Exercise objective: Leave out the pictures and copy every record exactly.

(Records from a data collection)
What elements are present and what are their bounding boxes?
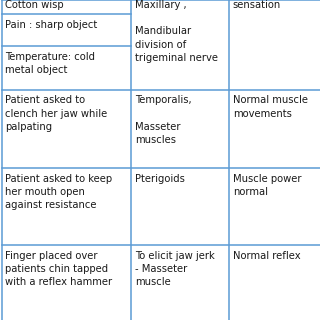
Text: Cotton wisp: Cotton wisp: [5, 0, 64, 10]
Text: To elicit jaw jerk
- Masseter
muscle: To elicit jaw jerk - Masseter muscle: [135, 251, 215, 287]
Text: Temperature: cold
metal object: Temperature: cold metal object: [5, 52, 95, 76]
Text: Muscle power
normal: Muscle power normal: [233, 174, 301, 197]
Text: Temporalis,

Masseter
muscles: Temporalis, Masseter muscles: [135, 95, 192, 145]
Text: Pterigoids: Pterigoids: [135, 174, 185, 184]
Text: Maxillary ,

Mandibular
division of
trigeminal nerve: Maxillary , Mandibular division of trige…: [135, 0, 218, 63]
Text: Pain : sharp object: Pain : sharp object: [5, 20, 98, 30]
Text: sensation: sensation: [233, 0, 281, 10]
Text: Patient asked to
clench her jaw while
palpating: Patient asked to clench her jaw while pa…: [5, 95, 108, 132]
Text: Normal reflex: Normal reflex: [233, 251, 300, 260]
Text: Patient asked to keep
her mouth open
against resistance: Patient asked to keep her mouth open aga…: [5, 174, 113, 210]
Text: Finger placed over
patients chin tapped
with a reflex hammer: Finger placed over patients chin tapped …: [5, 251, 113, 287]
Text: Normal muscle
movements: Normal muscle movements: [233, 95, 308, 118]
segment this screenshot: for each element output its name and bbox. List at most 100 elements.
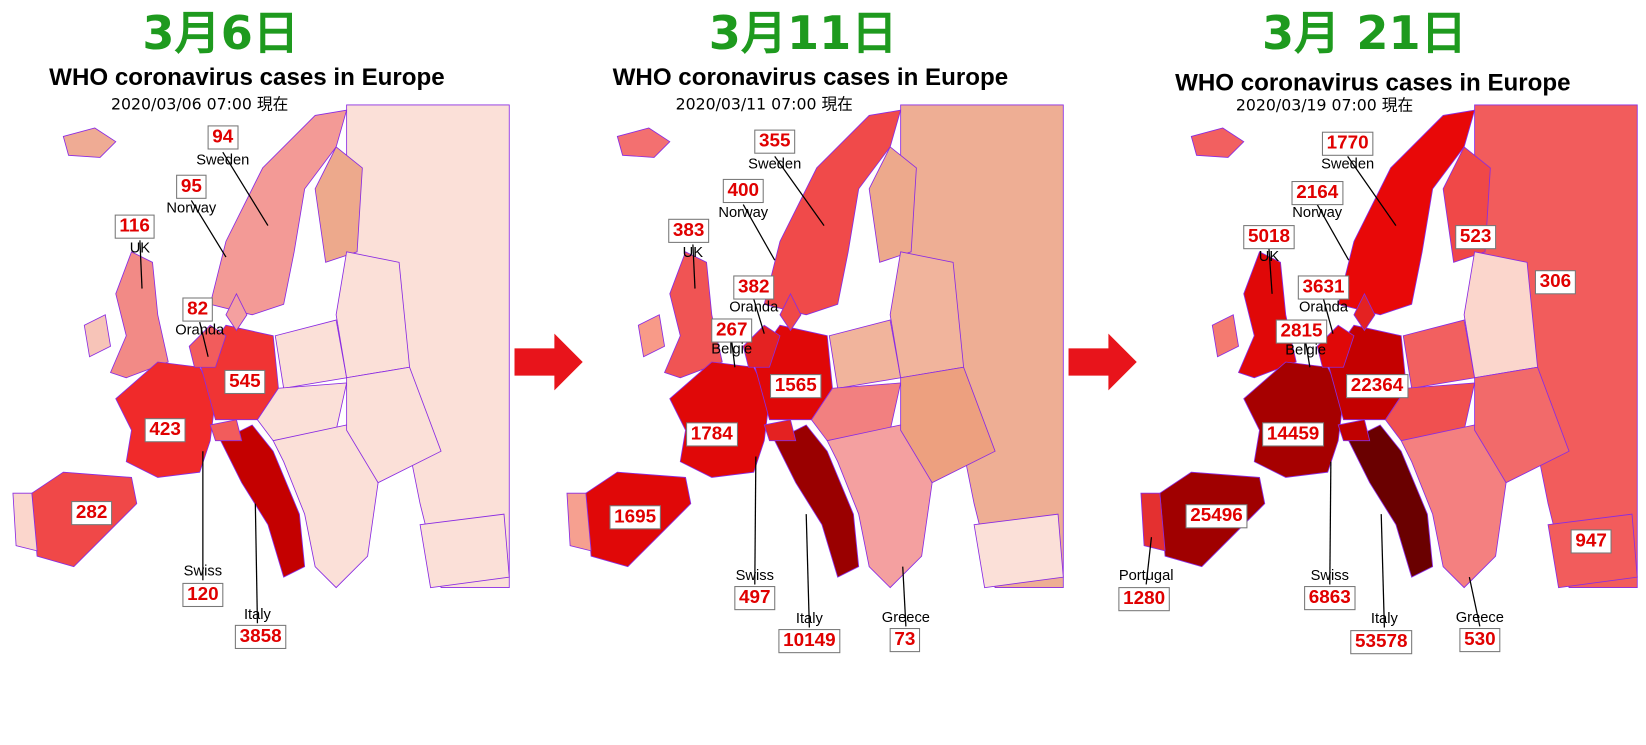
country-name: Swiss <box>184 564 222 580</box>
country-label: Oranda 382 <box>729 275 779 334</box>
country-name: Oranda <box>729 299 779 315</box>
value-box <box>144 418 186 443</box>
country-label: Swiss 6863 <box>1304 461 1356 611</box>
country-label: Greece 73 <box>882 566 930 653</box>
country <box>1237 251 1297 379</box>
value-box <box>1185 504 1248 529</box>
value-box <box>182 297 213 322</box>
value-box <box>1534 270 1576 295</box>
leader-line <box>753 298 765 334</box>
leader-line <box>692 244 696 289</box>
case-count: 3858 <box>240 626 282 647</box>
value-box <box>207 125 239 150</box>
country-label: Oranda 3631 <box>1297 275 1350 334</box>
country-label: UK 383 <box>668 218 710 289</box>
leader-line <box>902 566 907 627</box>
case-count: 400 <box>728 180 760 201</box>
case-count: 2815 <box>1280 321 1322 342</box>
value-box <box>686 422 738 447</box>
value-box <box>889 628 921 653</box>
leader-line <box>1380 514 1386 628</box>
country <box>1140 492 1166 552</box>
country-name: Norway <box>718 205 768 221</box>
value-box <box>1346 374 1409 399</box>
country-label: Portugal 1280 <box>1118 537 1174 612</box>
case-count: 545 <box>229 371 261 392</box>
country <box>220 424 306 578</box>
country <box>1243 361 1344 478</box>
map <box>1140 104 1638 589</box>
country-name: UK <box>130 241 151 257</box>
country-name: Belgie <box>1285 342 1326 358</box>
country-label: 1784 <box>686 422 738 447</box>
country-name: Greece <box>1456 610 1504 626</box>
value-box <box>234 624 287 649</box>
country-name: Greece <box>882 610 930 626</box>
country-label: Oranda 82 <box>175 297 225 357</box>
value-box <box>1262 422 1325 447</box>
country-label: 306 <box>1534 270 1576 295</box>
value-box <box>1459 628 1501 653</box>
country <box>1474 366 1570 484</box>
country-name: Sweden <box>748 157 801 173</box>
date-title: 3月11日 <box>709 6 898 60</box>
country <box>109 251 169 379</box>
value-box <box>1291 181 1344 206</box>
country <box>1402 319 1476 389</box>
heading: WHO coronavirus cases in Europe <box>49 64 445 91</box>
country-name: UK <box>683 245 704 261</box>
country <box>763 419 797 442</box>
country-name: Sweden <box>1321 157 1374 173</box>
country <box>314 146 363 263</box>
country-label: Sweden 1770 <box>1321 131 1397 226</box>
leader-line <box>1268 248 1273 294</box>
case-count: 82 <box>187 299 208 320</box>
country <box>973 513 1064 589</box>
country-label: 1565 <box>769 374 822 399</box>
value-box <box>1297 275 1350 300</box>
country <box>419 513 510 589</box>
country-name: Italy <box>1371 611 1399 627</box>
country <box>1190 127 1245 158</box>
country-name: Swiss <box>1311 568 1349 584</box>
country <box>209 419 243 442</box>
case-count: 14459 <box>1267 423 1320 444</box>
country-name: Norway <box>166 201 216 217</box>
leader-line <box>1145 537 1153 585</box>
country <box>1211 314 1239 358</box>
leader-line <box>742 204 776 261</box>
country <box>566 492 592 552</box>
country-label: UK 5018 <box>1243 225 1295 294</box>
country-label: 545 <box>224 369 266 395</box>
country-name: UK <box>1259 249 1280 265</box>
case-count: 306 <box>1540 271 1572 292</box>
date-title: 3月 21日 <box>1262 6 1467 60</box>
case-count: 5018 <box>1248 226 1290 247</box>
panel: 3月6日 WHO coronavirus cases in Europe 2020/… <box>12 6 510 649</box>
case-count: 25496 <box>1190 505 1243 526</box>
case-count: 382 <box>738 276 770 297</box>
case-count: 10149 <box>783 630 836 651</box>
country <box>1463 251 1539 379</box>
leader-line <box>1316 204 1350 261</box>
country-name: Sweden <box>196 152 249 168</box>
value-box <box>769 374 822 399</box>
country <box>1348 424 1434 578</box>
country <box>225 292 248 332</box>
country <box>83 314 111 358</box>
case-count: 530 <box>1464 629 1496 650</box>
value-box <box>711 318 753 343</box>
country-name: Norway <box>1292 205 1342 221</box>
value-box <box>1275 319 1328 344</box>
panel: 3月11日 WHO coronavirus cases in Europe 2020… <box>566 6 1064 654</box>
country-label: 523 <box>1455 225 1497 250</box>
country <box>779 292 802 332</box>
leader-line <box>774 155 825 226</box>
leader-line <box>1329 461 1332 585</box>
map <box>12 104 510 589</box>
country <box>663 251 723 379</box>
country <box>188 324 227 368</box>
country <box>669 361 770 478</box>
country <box>742 324 781 368</box>
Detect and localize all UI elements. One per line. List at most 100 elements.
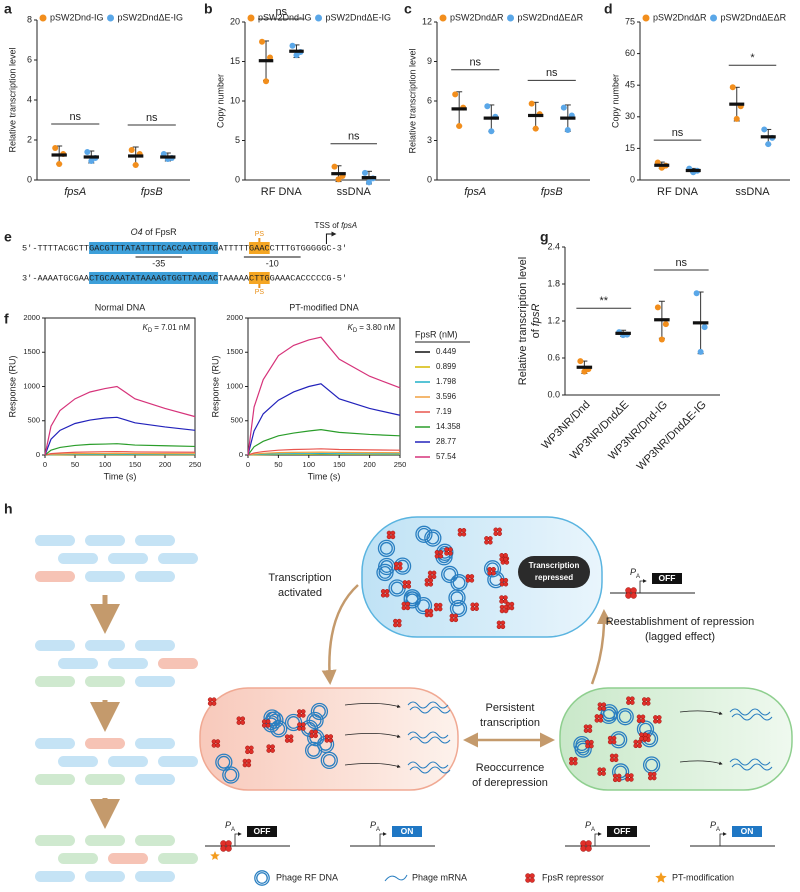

Result of the exercise:
What elements are present and what are their bounding boxes?
Text: Cotton wisp: Cotton wisp: [5, 0, 64, 10]
Text: To elicit jaw jerk
- Masseter
muscle: To elicit jaw jerk - Masseter muscle: [135, 251, 215, 287]
Text: Temperature: cold
metal object: Temperature: cold metal object: [5, 52, 95, 76]
Text: Muscle power
normal: Muscle power normal: [233, 174, 301, 197]
Text: Temporalis,

Masseter
muscles: Temporalis, Masseter muscles: [135, 95, 192, 145]
Text: Pterigoids: Pterigoids: [135, 174, 185, 184]
Text: Maxillary ,

Mandibular
division of
trigeminal nerve: Maxillary , Mandibular division of trige…: [135, 0, 218, 63]
Text: Pain : sharp object: Pain : sharp object: [5, 20, 98, 30]
Text: sensation: sensation: [233, 0, 281, 10]
Text: Patient asked to
clench her jaw while
palpating: Patient asked to clench her jaw while pa…: [5, 95, 108, 132]
Text: Normal reflex: Normal reflex: [233, 251, 300, 260]
Text: Patient asked to keep
her mouth open
against resistance: Patient asked to keep her mouth open aga…: [5, 174, 113, 210]
Text: Finger placed over
patients chin tapped
with a reflex hammer: Finger placed over patients chin tapped …: [5, 251, 113, 287]
Text: Normal muscle
movements: Normal muscle movements: [233, 95, 308, 118]
segment this screenshot: for each element output its name and bbox. List at most 100 elements.
country-name: Swiss <box>184 564 222 580</box>
country-label: Oranda 382 <box>729 275 779 334</box>
country-name: Oranda <box>729 299 779 315</box>
value-box <box>144 418 186 443</box>
country-label: Swiss 6863 <box>1304 461 1356 611</box>
country-label: Greece 73 <box>882 566 930 653</box>
country <box>1237 251 1297 379</box>
value-box <box>1185 504 1248 529</box>
value-box <box>182 297 213 322</box>
value-box <box>1534 270 1576 295</box>
leader-line <box>753 298 765 334</box>
leader-line <box>692 244 696 289</box>
case-count: 3858 <box>240 626 282 647</box>
value-box <box>207 125 239 150</box>
country-label: Oranda 3631 <box>1297 275 1350 334</box>
country-label: UK 383 <box>668 218 710 289</box>
leader-line <box>902 566 907 627</box>
case-count: 400 <box>728 180 760 201</box>
case-count: 2815 <box>1280 321 1322 342</box>
value-box <box>686 422 738 447</box>
value-box <box>889 628 921 653</box>
leader-line <box>1380 514 1386 628</box>
country <box>1140 492 1166 552</box>
country-name: Norway <box>718 205 768 221</box>
value-box <box>1346 374 1409 399</box>
country-label: Portugal 1280 <box>1118 537 1174 612</box>
case-count: 545 <box>229 371 261 392</box>
country <box>220 424 306 578</box>
country <box>1243 361 1344 478</box>
map <box>1140 104 1638 589</box>
country-name: UK <box>130 241 151 257</box>
country-name: Belgie <box>1285 342 1326 358</box>
country-label: 1784 <box>686 422 738 447</box>
country-name: Greece <box>1456 610 1504 626</box>
value-box <box>234 624 287 649</box>
country-name: Greece <box>882 610 930 626</box>
country-label: Oranda 82 <box>175 297 225 357</box>
value-box <box>1262 422 1325 447</box>
country-label: 306 <box>1534 270 1576 295</box>
value-box <box>1459 628 1501 653</box>
country <box>1474 366 1570 484</box>
country-name: Sweden <box>748 157 801 173</box>
date-title: 3月11日 <box>709 6 898 60</box>
country <box>109 251 169 379</box>
value-box <box>1291 181 1344 206</box>
country <box>1402 319 1476 389</box>
heading: WHO coronavirus cases in Europe <box>49 64 445 91</box>
country-name: UK <box>683 245 704 261</box>
country <box>763 419 797 442</box>
country-name: Sweden <box>1321 157 1374 173</box>
country <box>314 146 363 263</box>
country-label: Sweden 1770 <box>1321 131 1397 226</box>
leader-line <box>1268 248 1273 294</box>
case-count: 82 <box>187 299 208 320</box>
country <box>973 513 1064 589</box>
country-label: 1565 <box>769 374 822 399</box>
value-box <box>1297 275 1350 300</box>
country <box>419 513 510 589</box>
country-name: Italy <box>1371 611 1399 627</box>
country <box>1190 127 1245 158</box>
country-name: Swiss <box>1311 568 1349 584</box>
country <box>209 419 243 442</box>
case-count: 14459 <box>1267 423 1320 444</box>
country-name: Norway <box>166 201 216 217</box>
leader-line <box>1145 537 1153 585</box>
country <box>1211 314 1239 358</box>
leader-line <box>742 204 776 261</box>
country <box>566 492 592 552</box>
country-label: UK 5018 <box>1243 225 1295 294</box>
country-label: 545 <box>224 369 266 395</box>
country-name: UK <box>1259 249 1280 265</box>
case-count: 306 <box>1540 271 1572 292</box>
date-title: 3月 21日 <box>1262 6 1467 60</box>
case-count: 5018 <box>1248 226 1290 247</box>
panel: 3月6日 WHO coronavirus cases in Europe 2020/… <box>12 6 510 649</box>
case-count: 25496 <box>1190 505 1243 526</box>
case-count: 382 <box>738 276 770 297</box>
case-count: 10149 <box>783 630 836 651</box>
country <box>1463 251 1539 379</box>
leader-line <box>1316 204 1350 261</box>
country-name: Sweden <box>196 152 249 168</box>
value-box <box>769 374 822 399</box>
country <box>1348 424 1434 578</box>
country <box>225 292 248 332</box>
country <box>83 314 111 358</box>
case-count: 530 <box>1464 629 1496 650</box>
value-box <box>711 318 753 343</box>
country-name: Norway <box>1292 205 1342 221</box>
value-box <box>1275 319 1328 344</box>
panel: 3月11日 WHO coronavirus cases in Europe 2020… <box>566 6 1064 654</box>
country-label: 523 <box>1455 225 1497 250</box>
country <box>779 292 802 332</box>
leader-line <box>774 155 825 226</box>
leader-line <box>1329 461 1332 585</box>
map <box>12 104 510 589</box>
country <box>663 251 723 379</box>
country <box>188 324 227 368</box>
country <box>669 361 770 478</box>
country <box>742 324 781 368</box>
Detect and localize all UI elements. One per line. List at most 100 elements.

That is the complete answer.